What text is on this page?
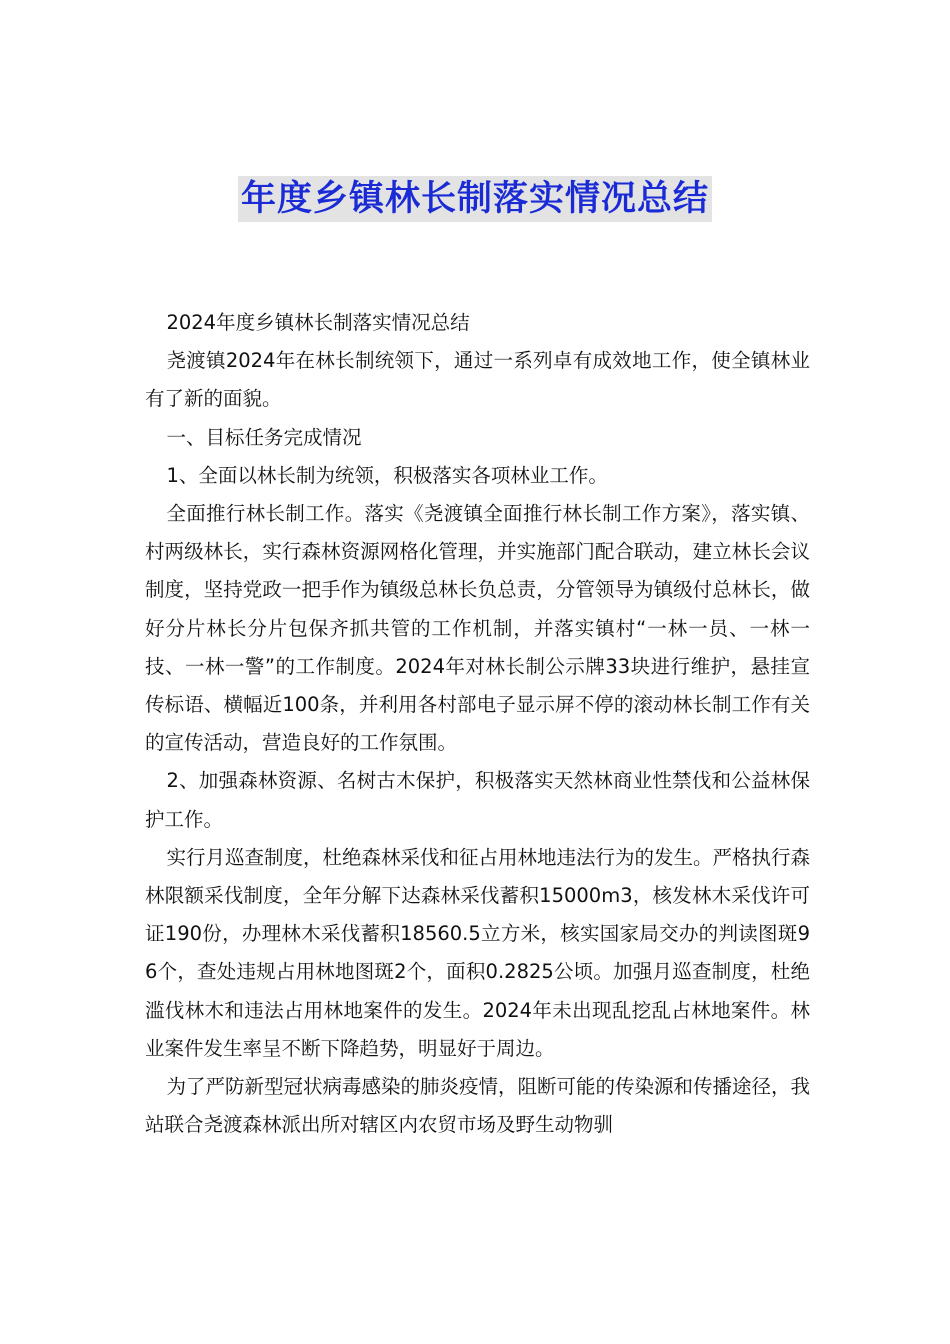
年度乡镇林长制落实情况总结

2024年度乡镇林长制落实情况总结

尧渡镇2024年在林长制统领下，通过一系列卓有成效地工作，使全镇林业有了新的面貌。

一、目标任务完成情况

1、全面以林长制为统领，积极落实各项林业工作。

全面推行林长制工作。落实《尧渡镇全面推行林长制工作方案》，落实镇、村两级林长，实行森林资源网格化管理，并实施部门配合联动，建立林长会议制度，坚持党政一把手作为镇级总林长负总责，分管领导为镇级付总林长，做好分片林长分片包保齐抓共管的工作机制，并落实镇村“一林一员、一林一技、一林一警”的工作制度。2024年对林长制公示牌33块进行维护，悬挂宣传标语、横幅近100条，并利用各村部电子显示屏不停的滚动林长制工作有关的宣传活动，营造良好的工作氛围。

2、加强森林资源、名树古木保护，积极落实天然林商业性禁伐和公益林保护工作。

实行月巡查制度，杜绝森林采伐和征占用林地违法行为的发生。严格执行森林限额采伐制度，全年分解下达森林采伐蓄积15000m3，核发林木采伐许可证190份，办理林木采伐蓄积18560.5立方米，核实国家局交办的判读图斑96个，查处违规占用林地图斑2个，面积0.2825公顷。加强月巡查制度，杜绝滥伐林木和违法占用林地案件的发生。2024年未出现乱挖乱占林地案件。林业案件发生率呈不断下降趋势，明显好于周边。

为了严防新型冠状病毒感染的肺炎疫情，阻断可能的传染源和传播途径，我站联合尧渡森林派出所对辖区内农贸市场及野生动物驯
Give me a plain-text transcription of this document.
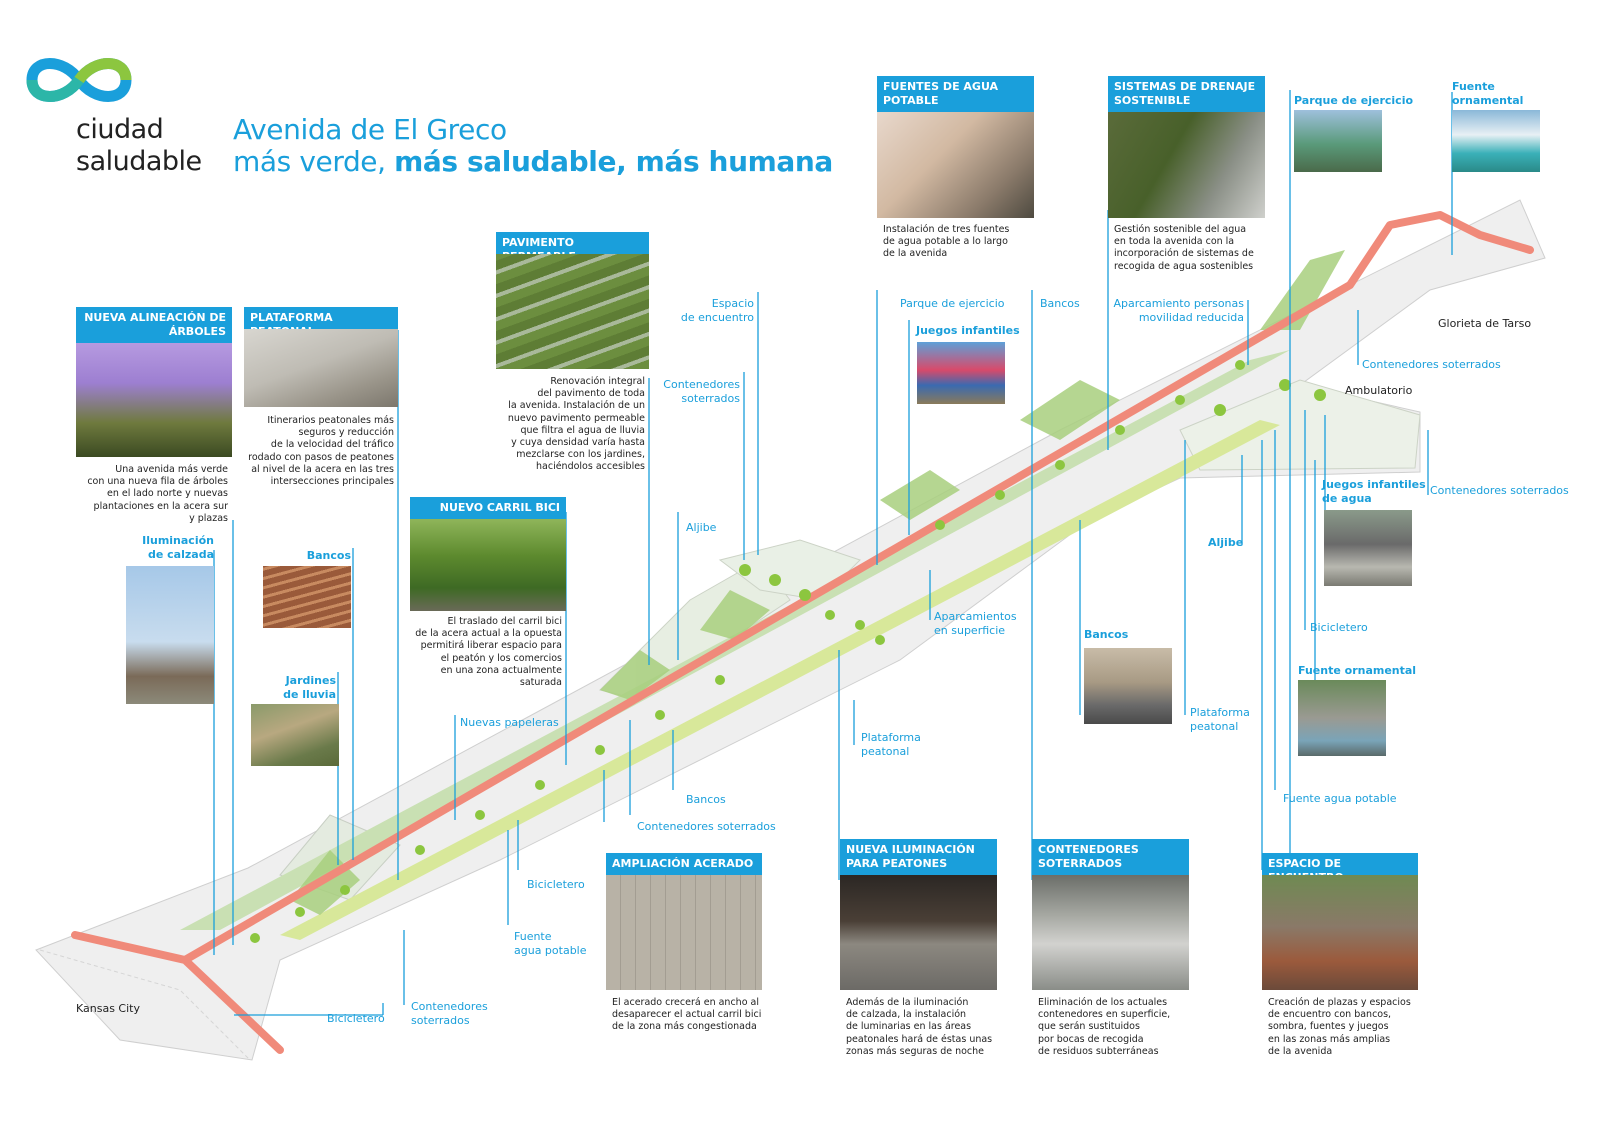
ciudad
saludable
Avenida de El Greco
más verde, más saludable, más humana
Kansas City
Glorieta de Tarso
Ambulatorio
NUEVA ALINEACIÓN DE ÁRBOLES
Una avenida más verde
con una nueva fila de árboles
en el lado norte y nuevas
plantaciones en la acera sur
y plazas
PLATAFORMA
Itinerarios peatonales más
seguros y reducción
de la velocidad del tráfico
rodado con pasos de peatones
al nivel de la acera en las tres
intersecciones principales
PAVIMENTO
Renovación integral
del pavimento de toda
la avenida. Instalación de un
nuevo pavimento permeable
que filtra el agua de lluvia
y cuya densidad varía hasta
mezclarse con los jardines,
haciéndolos accesibles
NUEVO CARRIL BICI
El traslado del carril bici
de la acera actual a la opuesta
permitirá liberar espacio para
el peatón y los comercios
en una zona actualmente
saturada
FUENTES DE AGUA POTABLE
Instalación de tres fuentes
de agua potable a lo largo
de la avenida
SISTEMAS DE DRENAJE SOSTENIBLE
Gestión sostenible del agua
en toda la avenida con la
incorporación de sistemas de
recogida de agua sostenibles
AMPLIACIÓN ACERADO
El acerado crecerá en ancho al
desaparecer el actual carril bici
de la zona más congestionada
NUEVA ILUMINACIÓN PARA PEATONES
Además de la iluminación
de calzada, la instalación
de luminarias en las áreas
peatonales hará de éstas unas
zonas más seguras de noche
CONTENEDORES SOTERRADOS
Eliminación de los actuales
contenedores en superficie,
que serán sustituidos
por bocas de recogida
de residuos subterráneas
ESPACIO DE
Creación de plazas y espacios
de encuentro con bancos,
sombra, fuentes y juegos
en las zonas más amplias
de la avenida
Iluminación
de calzada	Bancos
Jardines
de lluvia
Espacio
de encuentro
Contenedores
soterrados
Aljibe
Nuevas papeleras
Bancos
Contenedores soterrados
Bicicletero
Fuente
agua potable
Contenedores
soterrados
Bicicletero
Parque de ejercicio
Juegos infantiles
Aparcamientos
en superficie
Plataforma
peatonal
Bancos	Aparcamiento personas
movilidad reducida
Parque de ejercicio
Fuente
ornamental
Contenedores soterrados
Juegos infantiles
de agua
Contenedores soterrados
Aljibe
Bancos
Plataforma
peatonal
Bicicletero
Fuente ornamental
Fuente agua potable
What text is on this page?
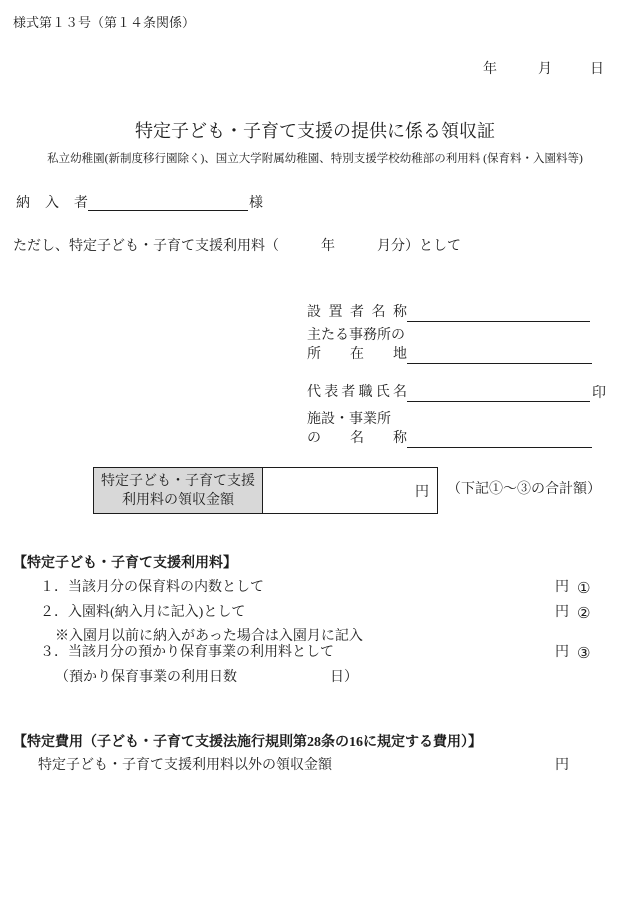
様式第１３号（第１４条関係）
年	月	日
特定子ども・子育て支援の提供に係る領収証
私立幼稚園(新制度移行園除く)、国立大学附属幼稚園、特別支援学校幼稚部の利用料 (保育料・入園料等)
納入者	様
ただし、特定子ども・子育て支援利用料（　　　年　　　月分）として
設置者名称
主たる事務所の
所在地
代表者職氏名	印
施設・事業所
の名称
特定子ども・子育て支援
利用料の領収金額
円 （下記①～③の合計額）
【特定子ども・子育て支援利用料】
１．当該月分の保育料の内数として	円 ①
２．入園料(納入月に記入)として	円 ②
※入園月以前に納入があった場合は入園月に記入
３．当該月分の預かり保育事業の利用料として	円 ③
（預かり保育事業の利用日数	日）
【特定費用（子ども・子育て支援法施行規則第28条の16に規定する費用）】
特定子ども・子育て支援利用料以外の領収金額	円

» Work required
The entries above are to be returned exactly, without their pictures.

» Exercise result
What text is on this page?
年度乡镇林长制落实情况总结

2024年度乡镇林长制落实情况总结

尧渡镇2024年在林长制统领下，通过一系列卓有成效地工作，使全镇林业有了新的面貌。

一、目标任务完成情况

1、全面以林长制为统领，积极落实各项林业工作。

全面推行林长制工作。落实《尧渡镇全面推行林长制工作方案》，落实镇、村两级林长，实行森林资源网格化管理，并实施部门配合联动，建立林长会议制度，坚持党政一把手作为镇级总林长负总责，分管领导为镇级付总林长，做好分片林长分片包保齐抓共管的工作机制，并落实镇村“一林一员、一林一技、一林一警”的工作制度。2024年对林长制公示牌33块进行维护，悬挂宣传标语、横幅近100条，并利用各村部电子显示屏不停的滚动林长制工作有关的宣传活动，营造良好的工作氛围。

2、加强森林资源、名树古木保护，积极落实天然林商业性禁伐和公益林保护工作。

实行月巡查制度，杜绝森林采伐和征占用林地违法行为的发生。严格执行森林限额采伐制度，全年分解下达森林采伐蓄积15000m3，核发林木采伐许可证190份，办理林木采伐蓄积18560.5立方米，核实国家局交办的判读图斑96个，查处违规占用林地图斑2个，面积0.2825公顷。加强月巡查制度，杜绝滥伐林木和违法占用林地案件的发生。2024年未出现乱挖乱占林地案件。林业案件发生率呈不断下降趋势，明显好于周边。

为了严防新型冠状病毒感染的肺炎疫情，阻断可能的传染源和传播途径，我站联合尧渡森林派出所对辖区内农贸市场及野生动物驯
Give me a plain-text transcription of this document.
ciudad
saludable
Avenida de El Greco
más verde, más saludable, más humana
Kansas City
Glorieta de Tarso
Ambulatorio
NUEVA ALINEACIÓN DE ÁRBOLES
Una avenida más verde
con una nueva fila de árboles
en el lado norte y nuevas
plantaciones en la acera sur
y plazas
PLATAFORMA
Itinerarios peatonales más
seguros y reducción
de la velocidad del tráfico
rodado con pasos de peatones
al nivel de la acera en las tres
intersecciones principales
PAVIMENTO
Renovación integral
del pavimento de toda
la avenida. Instalación de un
nuevo pavimento permeable
que filtra el agua de lluvia
y cuya densidad varía hasta
mezclarse con los jardines,
haciéndolos accesibles
NUEVO CARRIL BICI
El traslado del carril bici
de la acera actual a la opuesta
permitirá liberar espacio para
el peatón y los comercios
en una zona actualmente
saturada
FUENTES DE AGUA POTABLE
Instalación de tres fuentes
de agua potable a lo largo
de la avenida
SISTEMAS DE DRENAJE SOSTENIBLE
Gestión sostenible del agua
en toda la avenida con la
incorporación de sistemas de
recogida de agua sostenibles
AMPLIACIÓN ACERADO
El acerado crecerá en ancho al
desaparecer el actual carril bici
de la zona más congestionada
NUEVA ILUMINACIÓN PARA PEATONES
Además de la iluminación
de calzada, la instalación
de luminarias en las áreas
peatonales hará de éstas unas
zonas más seguras de noche
CONTENEDORES SOTERRADOS
Eliminación de los actuales
contenedores en superficie,
que serán sustituidos
por bocas de recogida
de residuos subterráneas
ESPACIO DE
Creación de plazas y espacios
de encuentro con bancos,
sombra, fuentes y juegos
en las zonas más amplias
de la avenida
Iluminación
de calzada	Bancos
Jardines
de lluvia
Espacio
de encuentro
Contenedores
soterrados
Aljibe
Nuevas papeleras
Bancos
Contenedores soterrados
Bicicletero
Fuente
agua potable
Contenedores
soterrados
Bicicletero
Parque de ejercicio
Juegos infantiles
Aparcamientos
en superficie
Plataforma
peatonal
Bancos	Aparcamiento personas
movilidad reducida
Parque de ejercicio
Fuente
ornamental
Contenedores soterrados
Juegos infantiles
de agua
Contenedores soterrados
Aljibe
Bancos
Plataforma
peatonal
Bicicletero
Fuente ornamental
Fuente agua potable
What text is on this page?
様式第１３号（第１４条関係）
年	月	日
特定子ども・子育て支援の提供に係る領収証
私立幼稚園(新制度移行園除く)、国立大学附属幼稚園、特別支援学校幼稚部の利用料 (保育料・入園料等)
納入者	様
ただし、特定子ども・子育て支援利用料（　　　年　　　月分）として
設置者名称
主たる事務所の
所在地
代表者職氏名	印
施設・事業所
の名称
特定子ども・子育て支援
利用料の領収金額
円 （下記①～③の合計額）
【特定子ども・子育て支援利用料】
１．当該月分の保育料の内数として	円 ①
２．入園料(納入月に記入)として	円 ②
※入園月以前に納入があった場合は入園月に記入
３．当該月分の預かり保育事業の利用料として	円 ③
（預かり保育事業の利用日数	日）
【特定費用（子ども・子育て支援法施行規則第28条の16に規定する費用）】
特定子ども・子育て支援利用料以外の領収金額	円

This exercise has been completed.